Pull out every line below holding the word "JSON".

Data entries
....................
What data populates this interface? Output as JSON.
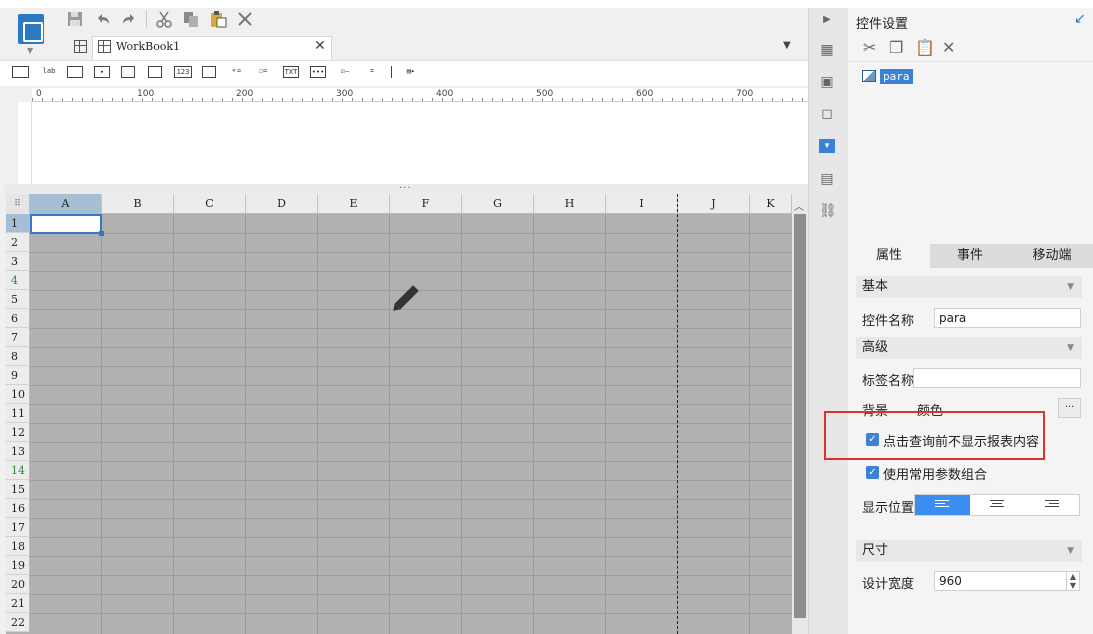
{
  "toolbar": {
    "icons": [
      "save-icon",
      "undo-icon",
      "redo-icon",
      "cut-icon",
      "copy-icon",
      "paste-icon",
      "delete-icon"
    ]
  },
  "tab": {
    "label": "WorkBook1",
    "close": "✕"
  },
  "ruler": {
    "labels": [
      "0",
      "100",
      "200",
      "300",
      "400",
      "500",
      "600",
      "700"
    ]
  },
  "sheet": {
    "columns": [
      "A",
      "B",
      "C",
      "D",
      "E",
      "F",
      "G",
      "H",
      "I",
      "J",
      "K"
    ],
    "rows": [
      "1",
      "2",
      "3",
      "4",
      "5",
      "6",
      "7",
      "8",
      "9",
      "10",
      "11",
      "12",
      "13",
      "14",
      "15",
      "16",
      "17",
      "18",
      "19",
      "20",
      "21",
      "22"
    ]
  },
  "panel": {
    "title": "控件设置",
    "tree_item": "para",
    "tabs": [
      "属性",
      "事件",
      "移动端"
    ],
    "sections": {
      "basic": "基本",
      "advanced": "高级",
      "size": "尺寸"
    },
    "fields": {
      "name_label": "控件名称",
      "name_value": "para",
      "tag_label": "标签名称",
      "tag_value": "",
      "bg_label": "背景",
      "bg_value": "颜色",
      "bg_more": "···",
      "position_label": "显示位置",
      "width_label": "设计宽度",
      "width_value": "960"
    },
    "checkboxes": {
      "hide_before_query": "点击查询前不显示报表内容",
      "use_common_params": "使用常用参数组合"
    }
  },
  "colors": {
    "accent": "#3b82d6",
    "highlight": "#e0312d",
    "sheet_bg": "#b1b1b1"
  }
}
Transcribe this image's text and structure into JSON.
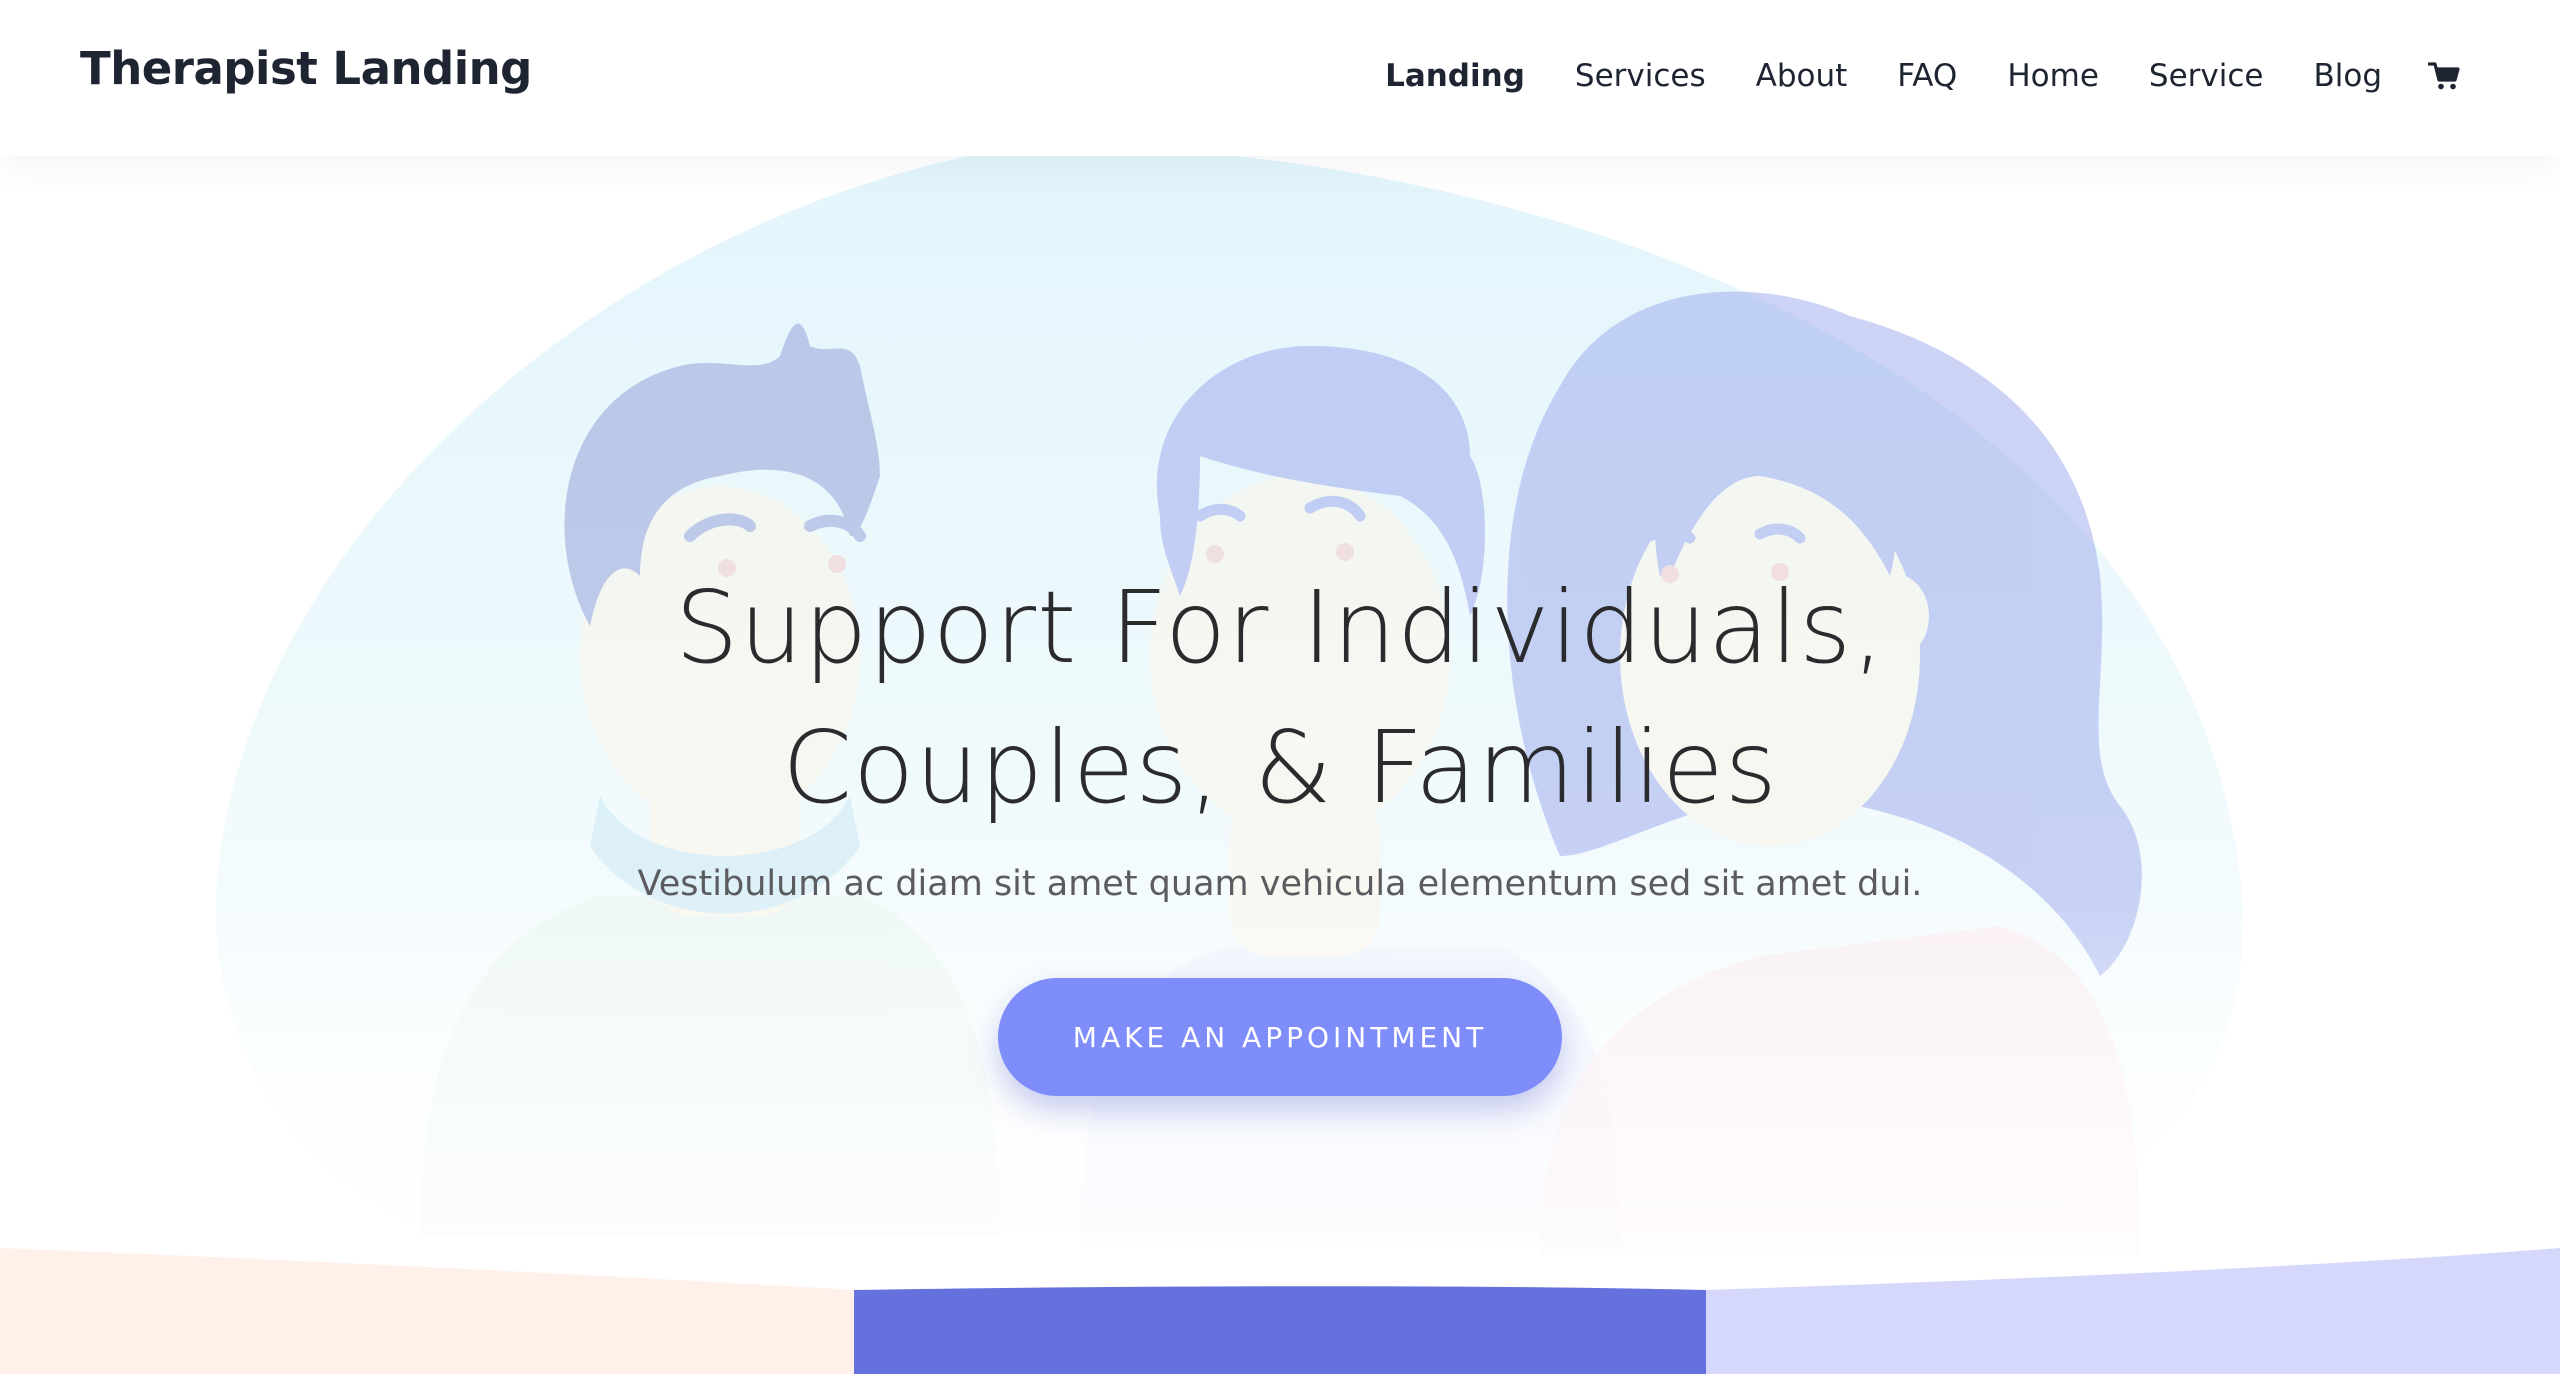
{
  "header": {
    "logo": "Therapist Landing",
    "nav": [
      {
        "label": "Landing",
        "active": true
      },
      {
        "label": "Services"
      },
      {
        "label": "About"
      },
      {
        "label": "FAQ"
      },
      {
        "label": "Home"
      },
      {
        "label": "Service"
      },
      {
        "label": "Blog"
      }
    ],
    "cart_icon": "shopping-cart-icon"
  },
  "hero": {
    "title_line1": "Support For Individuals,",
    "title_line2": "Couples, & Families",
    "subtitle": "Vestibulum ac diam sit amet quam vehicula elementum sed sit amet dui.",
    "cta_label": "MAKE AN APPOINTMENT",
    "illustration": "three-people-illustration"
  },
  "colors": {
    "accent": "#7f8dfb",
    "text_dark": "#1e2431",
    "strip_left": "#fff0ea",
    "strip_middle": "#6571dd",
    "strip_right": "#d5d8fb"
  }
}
....................
**Completed exercise**
What data populates this interface? Output as JSON.
Transcribe this image's text and structure into JSON.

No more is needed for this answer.